Items from a dataset
○ ○ ○ ○ ○ ○ ○

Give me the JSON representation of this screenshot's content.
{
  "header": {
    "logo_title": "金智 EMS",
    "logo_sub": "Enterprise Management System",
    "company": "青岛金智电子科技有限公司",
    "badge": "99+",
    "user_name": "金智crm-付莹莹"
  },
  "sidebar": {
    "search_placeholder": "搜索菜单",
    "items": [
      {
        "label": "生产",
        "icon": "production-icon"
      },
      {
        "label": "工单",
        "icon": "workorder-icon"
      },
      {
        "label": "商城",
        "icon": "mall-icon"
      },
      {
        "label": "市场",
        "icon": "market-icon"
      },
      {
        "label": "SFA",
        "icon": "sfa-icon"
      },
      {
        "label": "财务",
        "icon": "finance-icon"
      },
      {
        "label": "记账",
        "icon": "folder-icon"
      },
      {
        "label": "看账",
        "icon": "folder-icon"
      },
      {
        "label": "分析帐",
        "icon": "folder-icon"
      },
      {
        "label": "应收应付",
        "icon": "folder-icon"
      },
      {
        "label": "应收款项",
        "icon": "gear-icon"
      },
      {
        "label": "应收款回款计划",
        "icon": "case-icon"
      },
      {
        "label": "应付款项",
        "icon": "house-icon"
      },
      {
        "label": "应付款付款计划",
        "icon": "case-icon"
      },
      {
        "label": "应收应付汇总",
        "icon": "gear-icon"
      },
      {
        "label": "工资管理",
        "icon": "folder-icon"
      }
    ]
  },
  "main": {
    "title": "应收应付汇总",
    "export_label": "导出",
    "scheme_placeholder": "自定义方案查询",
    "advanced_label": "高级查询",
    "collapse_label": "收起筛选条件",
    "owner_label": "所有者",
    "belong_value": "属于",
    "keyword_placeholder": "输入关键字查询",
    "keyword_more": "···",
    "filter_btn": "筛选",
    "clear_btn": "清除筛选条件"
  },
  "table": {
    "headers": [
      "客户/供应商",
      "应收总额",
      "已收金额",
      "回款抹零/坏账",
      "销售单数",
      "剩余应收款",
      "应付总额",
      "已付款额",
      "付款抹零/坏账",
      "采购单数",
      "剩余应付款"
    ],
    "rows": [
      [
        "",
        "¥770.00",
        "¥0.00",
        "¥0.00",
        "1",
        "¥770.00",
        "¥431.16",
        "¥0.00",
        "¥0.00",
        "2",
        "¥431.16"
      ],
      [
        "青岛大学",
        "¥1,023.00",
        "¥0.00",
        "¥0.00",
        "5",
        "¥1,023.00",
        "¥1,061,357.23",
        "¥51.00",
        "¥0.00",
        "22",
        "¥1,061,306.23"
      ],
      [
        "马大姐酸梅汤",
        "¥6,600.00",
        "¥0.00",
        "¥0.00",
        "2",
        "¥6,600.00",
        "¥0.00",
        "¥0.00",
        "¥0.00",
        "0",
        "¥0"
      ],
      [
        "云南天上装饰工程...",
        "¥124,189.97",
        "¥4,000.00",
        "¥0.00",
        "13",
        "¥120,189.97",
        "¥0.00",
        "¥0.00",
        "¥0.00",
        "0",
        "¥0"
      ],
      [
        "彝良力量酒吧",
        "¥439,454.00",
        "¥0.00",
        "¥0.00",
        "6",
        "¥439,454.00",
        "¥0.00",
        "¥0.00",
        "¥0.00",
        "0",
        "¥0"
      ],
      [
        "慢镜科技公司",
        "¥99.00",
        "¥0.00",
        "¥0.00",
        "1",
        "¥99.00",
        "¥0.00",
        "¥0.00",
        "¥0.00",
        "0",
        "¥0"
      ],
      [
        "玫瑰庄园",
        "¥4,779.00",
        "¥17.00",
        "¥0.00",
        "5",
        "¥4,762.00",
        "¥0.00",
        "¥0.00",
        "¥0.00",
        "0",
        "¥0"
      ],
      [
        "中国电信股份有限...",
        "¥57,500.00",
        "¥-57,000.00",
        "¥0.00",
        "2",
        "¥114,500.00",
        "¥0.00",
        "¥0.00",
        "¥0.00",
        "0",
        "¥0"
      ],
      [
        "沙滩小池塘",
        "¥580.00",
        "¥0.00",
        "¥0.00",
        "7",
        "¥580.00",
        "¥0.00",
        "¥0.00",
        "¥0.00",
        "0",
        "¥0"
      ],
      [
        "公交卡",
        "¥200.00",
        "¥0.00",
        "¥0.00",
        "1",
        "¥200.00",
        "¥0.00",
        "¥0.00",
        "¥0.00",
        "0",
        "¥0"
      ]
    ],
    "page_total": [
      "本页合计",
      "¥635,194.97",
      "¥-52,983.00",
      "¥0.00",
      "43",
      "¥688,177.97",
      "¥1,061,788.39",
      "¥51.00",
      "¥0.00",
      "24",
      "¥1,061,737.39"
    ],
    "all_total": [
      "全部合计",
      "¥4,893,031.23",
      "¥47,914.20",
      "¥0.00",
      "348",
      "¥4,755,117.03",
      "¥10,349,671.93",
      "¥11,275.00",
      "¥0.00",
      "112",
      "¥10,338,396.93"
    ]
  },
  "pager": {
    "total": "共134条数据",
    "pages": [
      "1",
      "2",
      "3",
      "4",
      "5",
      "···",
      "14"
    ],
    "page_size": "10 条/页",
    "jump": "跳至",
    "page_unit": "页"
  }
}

○ ○ ○ ○ ○ ○ ○

Here, the records must be output exactly and in full.

— THE RESULT —
Give me the JSON representation of this screenshot's content.
{
  "header": {
    "logo_title": "金智 EMS",
    "logo_sub": "Enterprise Management System",
    "company": "青岛金智电子科技有限公司",
    "badge": "99+",
    "user_name": "金智crm-付莹莹"
  },
  "sidebar": {
    "search_placeholder": "搜索菜单",
    "items": [
      {
        "label": "生产",
        "icon": "production-icon"
      },
      {
        "label": "工单",
        "icon": "workorder-icon"
      },
      {
        "label": "商城",
        "icon": "mall-icon"
      },
      {
        "label": "市场",
        "icon": "market-icon"
      },
      {
        "label": "SFA",
        "icon": "sfa-icon"
      },
      {
        "label": "财务",
        "icon": "finance-icon"
      },
      {
        "label": "记账",
        "icon": "folder-icon"
      },
      {
        "label": "看账",
        "icon": "folder-icon"
      },
      {
        "label": "分析帐",
        "icon": "folder-icon"
      },
      {
        "label": "应收应付",
        "icon": "folder-icon"
      },
      {
        "label": "应收款项",
        "icon": "gear-icon"
      },
      {
        "label": "应收款回款计划",
        "icon": "case-icon"
      },
      {
        "label": "应付款项",
        "icon": "house-icon"
      },
      {
        "label": "应付款付款计划",
        "icon": "case-icon"
      },
      {
        "label": "应收应付汇总",
        "icon": "gear-icon"
      },
      {
        "label": "工资管理",
        "icon": "folder-icon"
      }
    ]
  },
  "main": {
    "title": "应收应付汇总",
    "export_label": "导出",
    "scheme_placeholder": "自定义方案查询",
    "advanced_label": "高级查询",
    "collapse_label": "收起筛选条件",
    "owner_label": "所有者",
    "belong_value": "属于",
    "keyword_placeholder": "输入关键字查询",
    "keyword_more": "···",
    "filter_btn": "筛选",
    "clear_btn": "清除筛选条件"
  },
  "table": {
    "headers": [
      "客户/供应商",
      "应收总额",
      "已收金额",
      "回款抹零/坏账",
      "销售单数",
      "剩余应收款",
      "应付总额",
      "已付款额",
      "付款抹零/坏账",
      "采购单数",
      "剩余应付款"
    ],
    "rows": [
      [
        "",
        "¥770.00",
        "¥0.00",
        "¥0.00",
        "1",
        "¥770.00",
        "¥431.16",
        "¥0.00",
        "¥0.00",
        "2",
        "¥431.16"
      ],
      [
        "青岛大学",
        "¥1,023.00",
        "¥0.00",
        "¥0.00",
        "5",
        "¥1,023.00",
        "¥1,061,357.23",
        "¥51.00",
        "¥0.00",
        "22",
        "¥1,061,306.23"
      ],
      [
        "马大姐酸梅汤",
        "¥6,600.00",
        "¥0.00",
        "¥0.00",
        "2",
        "¥6,600.00",
        "¥0.00",
        "¥0.00",
        "¥0.00",
        "0",
        "¥0"
      ],
      [
        "云南天上装饰工程...",
        "¥124,189.97",
        "¥4,000.00",
        "¥0.00",
        "13",
        "¥120,189.97",
        "¥0.00",
        "¥0.00",
        "¥0.00",
        "0",
        "¥0"
      ],
      [
        "彝良力量酒吧",
        "¥439,454.00",
        "¥0.00",
        "¥0.00",
        "6",
        "¥439,454.00",
        "¥0.00",
        "¥0.00",
        "¥0.00",
        "0",
        "¥0"
      ],
      [
        "慢镜科技公司",
        "¥99.00",
        "¥0.00",
        "¥0.00",
        "1",
        "¥99.00",
        "¥0.00",
        "¥0.00",
        "¥0.00",
        "0",
        "¥0"
      ],
      [
        "玫瑰庄园",
        "¥4,779.00",
        "¥17.00",
        "¥0.00",
        "5",
        "¥4,762.00",
        "¥0.00",
        "¥0.00",
        "¥0.00",
        "0",
        "¥0"
      ],
      [
        "中国电信股份有限...",
        "¥57,500.00",
        "¥-57,000.00",
        "¥0.00",
        "2",
        "¥114,500.00",
        "¥0.00",
        "¥0.00",
        "¥0.00",
        "0",
        "¥0"
      ],
      [
        "沙滩小池塘",
        "¥580.00",
        "¥0.00",
        "¥0.00",
        "7",
        "¥580.00",
        "¥0.00",
        "¥0.00",
        "¥0.00",
        "0",
        "¥0"
      ],
      [
        "公交卡",
        "¥200.00",
        "¥0.00",
        "¥0.00",
        "1",
        "¥200.00",
        "¥0.00",
        "¥0.00",
        "¥0.00",
        "0",
        "¥0"
      ]
    ],
    "page_total": [
      "本页合计",
      "¥635,194.97",
      "¥-52,983.00",
      "¥0.00",
      "43",
      "¥688,177.97",
      "¥1,061,788.39",
      "¥51.00",
      "¥0.00",
      "24",
      "¥1,061,737.39"
    ],
    "all_total": [
      "全部合计",
      "¥4,893,031.23",
      "¥47,914.20",
      "¥0.00",
      "348",
      "¥4,755,117.03",
      "¥10,349,671.93",
      "¥11,275.00",
      "¥0.00",
      "112",
      "¥10,338,396.93"
    ]
  },
  "pager": {
    "total": "共134条数据",
    "pages": [
      "1",
      "2",
      "3",
      "4",
      "5",
      "···",
      "14"
    ],
    "page_size": "10 条/页",
    "jump": "跳至",
    "page_unit": "页"
  }
}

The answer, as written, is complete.